▶ Dataset content:
################

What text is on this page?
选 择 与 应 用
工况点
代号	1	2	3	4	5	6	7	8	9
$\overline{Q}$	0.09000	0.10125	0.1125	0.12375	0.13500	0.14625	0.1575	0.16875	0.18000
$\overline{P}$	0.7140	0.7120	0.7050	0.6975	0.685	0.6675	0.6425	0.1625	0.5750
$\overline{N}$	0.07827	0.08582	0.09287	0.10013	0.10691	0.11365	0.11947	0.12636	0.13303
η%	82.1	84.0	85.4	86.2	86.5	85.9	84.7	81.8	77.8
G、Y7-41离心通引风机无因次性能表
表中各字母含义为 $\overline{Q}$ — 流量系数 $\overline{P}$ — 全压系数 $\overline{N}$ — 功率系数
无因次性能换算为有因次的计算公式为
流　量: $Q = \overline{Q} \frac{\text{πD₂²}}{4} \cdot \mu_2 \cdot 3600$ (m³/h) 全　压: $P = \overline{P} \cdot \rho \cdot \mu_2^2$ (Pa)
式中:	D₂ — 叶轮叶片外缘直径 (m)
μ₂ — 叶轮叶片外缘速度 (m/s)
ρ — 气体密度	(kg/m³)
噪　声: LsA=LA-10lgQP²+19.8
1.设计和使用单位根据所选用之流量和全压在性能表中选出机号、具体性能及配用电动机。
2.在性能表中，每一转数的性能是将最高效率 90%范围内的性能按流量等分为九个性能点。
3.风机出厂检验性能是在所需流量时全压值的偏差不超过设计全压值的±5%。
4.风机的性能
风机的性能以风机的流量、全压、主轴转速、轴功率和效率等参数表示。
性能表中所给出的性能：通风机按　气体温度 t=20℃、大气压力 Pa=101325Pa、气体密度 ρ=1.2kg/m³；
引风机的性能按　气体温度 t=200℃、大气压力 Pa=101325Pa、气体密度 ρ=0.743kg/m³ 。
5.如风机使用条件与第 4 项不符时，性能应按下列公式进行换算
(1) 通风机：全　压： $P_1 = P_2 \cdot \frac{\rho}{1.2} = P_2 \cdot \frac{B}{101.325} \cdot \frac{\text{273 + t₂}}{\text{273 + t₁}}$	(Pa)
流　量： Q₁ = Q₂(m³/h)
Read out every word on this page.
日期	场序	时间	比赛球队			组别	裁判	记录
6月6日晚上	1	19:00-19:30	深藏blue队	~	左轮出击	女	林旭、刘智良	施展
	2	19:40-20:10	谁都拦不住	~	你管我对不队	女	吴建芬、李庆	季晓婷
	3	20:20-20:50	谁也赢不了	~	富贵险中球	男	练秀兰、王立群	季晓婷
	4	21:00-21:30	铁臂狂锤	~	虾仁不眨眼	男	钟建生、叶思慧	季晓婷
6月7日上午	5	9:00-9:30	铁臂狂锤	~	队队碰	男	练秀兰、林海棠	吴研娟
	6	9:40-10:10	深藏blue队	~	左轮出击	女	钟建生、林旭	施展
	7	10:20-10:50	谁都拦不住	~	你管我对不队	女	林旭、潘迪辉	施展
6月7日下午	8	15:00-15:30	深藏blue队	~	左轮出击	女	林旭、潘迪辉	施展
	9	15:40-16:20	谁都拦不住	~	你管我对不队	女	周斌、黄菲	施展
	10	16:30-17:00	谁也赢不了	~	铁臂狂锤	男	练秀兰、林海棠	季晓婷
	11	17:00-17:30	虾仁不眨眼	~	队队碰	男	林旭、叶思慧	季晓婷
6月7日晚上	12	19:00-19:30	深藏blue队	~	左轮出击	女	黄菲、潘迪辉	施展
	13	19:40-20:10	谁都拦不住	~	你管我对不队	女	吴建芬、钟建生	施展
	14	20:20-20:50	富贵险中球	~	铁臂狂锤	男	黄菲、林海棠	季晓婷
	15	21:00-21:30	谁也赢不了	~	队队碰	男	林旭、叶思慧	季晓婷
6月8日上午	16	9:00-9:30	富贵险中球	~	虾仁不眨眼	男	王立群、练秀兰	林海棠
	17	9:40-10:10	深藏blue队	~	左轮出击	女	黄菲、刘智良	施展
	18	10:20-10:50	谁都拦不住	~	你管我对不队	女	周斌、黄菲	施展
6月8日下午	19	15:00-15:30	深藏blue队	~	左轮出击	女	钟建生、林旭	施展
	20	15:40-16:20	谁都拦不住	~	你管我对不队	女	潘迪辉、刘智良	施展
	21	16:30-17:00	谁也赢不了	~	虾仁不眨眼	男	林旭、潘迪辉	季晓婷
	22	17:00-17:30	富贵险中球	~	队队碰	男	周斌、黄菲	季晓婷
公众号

################

▶ What is expected:
Write out again, exactly, the lines from the one holding "Read out every word on this page." through the end of the listing, with both ends included.

▶ Solved exercise:
Read out every word on this page.
日期	场序	时间	比赛球队			组别	裁判	记录
6月6日晚上	1	19:00-19:30	深藏blue队	~	左轮出击	女	林旭、刘智良	施展
	2	19:40-20:10	谁都拦不住	~	你管我对不队	女	吴建芬、李庆	季晓婷
	3	20:20-20:50	谁也赢不了	~	富贵险中球	男	练秀兰、王立群	季晓婷
	4	21:00-21:30	铁臂狂锤	~	虾仁不眨眼	男	钟建生、叶思慧	季晓婷
6月7日上午	5	9:00-9:30	铁臂狂锤	~	队队碰	男	练秀兰、林海棠	吴研娟
	6	9:40-10:10	深藏blue队	~	左轮出击	女	钟建生、林旭	施展
	7	10:20-10:50	谁都拦不住	~	你管我对不队	女	林旭、潘迪辉	施展
6月7日下午	8	15:00-15:30	深藏blue队	~	左轮出击	女	林旭、潘迪辉	施展
	9	15:40-16:20	谁都拦不住	~	你管我对不队	女	周斌、黄菲	施展
	10	16:30-17:00	谁也赢不了	~	铁臂狂锤	男	练秀兰、林海棠	季晓婷
	11	17:00-17:30	虾仁不眨眼	~	队队碰	男	林旭、叶思慧	季晓婷
6月7日晚上	12	19:00-19:30	深藏blue队	~	左轮出击	女	黄菲、潘迪辉	施展
	13	19:40-20:10	谁都拦不住	~	你管我对不队	女	吴建芬、钟建生	施展
	14	20:20-20:50	富贵险中球	~	铁臂狂锤	男	黄菲、林海棠	季晓婷
	15	21:00-21:30	谁也赢不了	~	队队碰	男	林旭、叶思慧	季晓婷
6月8日上午	16	9:00-9:30	富贵险中球	~	虾仁不眨眼	男	王立群、练秀兰	林海棠
	17	9:40-10:10	深藏blue队	~	左轮出击	女	黄菲、刘智良	施展
	18	10:20-10:50	谁都拦不住	~	你管我对不队	女	周斌、黄菲	施展
6月8日下午	19	15:00-15:30	深藏blue队	~	左轮出击	女	钟建生、林旭	施展
	20	15:40-16:20	谁都拦不住	~	你管我对不队	女	潘迪辉、刘智良	施展
	21	16:30-17:00	谁也赢不了	~	虾仁不眨眼	男	林旭、潘迪辉	季晓婷
	22	17:00-17:30	富贵险中球	~	队队碰	男	周斌、黄菲	季晓婷
公众号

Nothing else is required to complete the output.